- _Data for this exercise_
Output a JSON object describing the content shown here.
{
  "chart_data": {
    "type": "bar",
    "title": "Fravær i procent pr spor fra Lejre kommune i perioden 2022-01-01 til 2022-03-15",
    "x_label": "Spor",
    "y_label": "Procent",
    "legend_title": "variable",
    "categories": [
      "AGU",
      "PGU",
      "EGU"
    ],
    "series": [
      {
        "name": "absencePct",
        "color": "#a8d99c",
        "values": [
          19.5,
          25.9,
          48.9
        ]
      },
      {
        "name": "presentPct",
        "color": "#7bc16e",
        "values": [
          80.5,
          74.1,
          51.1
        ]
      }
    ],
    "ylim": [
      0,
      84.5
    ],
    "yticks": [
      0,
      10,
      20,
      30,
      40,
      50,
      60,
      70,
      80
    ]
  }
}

- _Task goal_
Reproduce all data above, unchanged.

- _Correct answer_
Output a JSON object describing the content shown here.
{
  "chart_data": {
    "type": "bar",
    "title": "Fravær i procent pr spor fra Lejre kommune i perioden 2022-01-01 til 2022-03-15",
    "x_label": "Spor",
    "y_label": "Procent",
    "legend_title": "variable",
    "categories": [
      "AGU",
      "PGU",
      "EGU"
    ],
    "series": [
      {
        "name": "absencePct",
        "color": "#a8d99c",
        "values": [
          19.5,
          25.9,
          48.9
        ]
      },
      {
        "name": "presentPct",
        "color": "#7bc16e",
        "values": [
          80.5,
          74.1,
          51.1
        ]
      }
    ],
    "ylim": [
      0,
      84.5
    ],
    "yticks": [
      0,
      10,
      20,
      30,
      40,
      50,
      60,
      70,
      80
    ]
  }
}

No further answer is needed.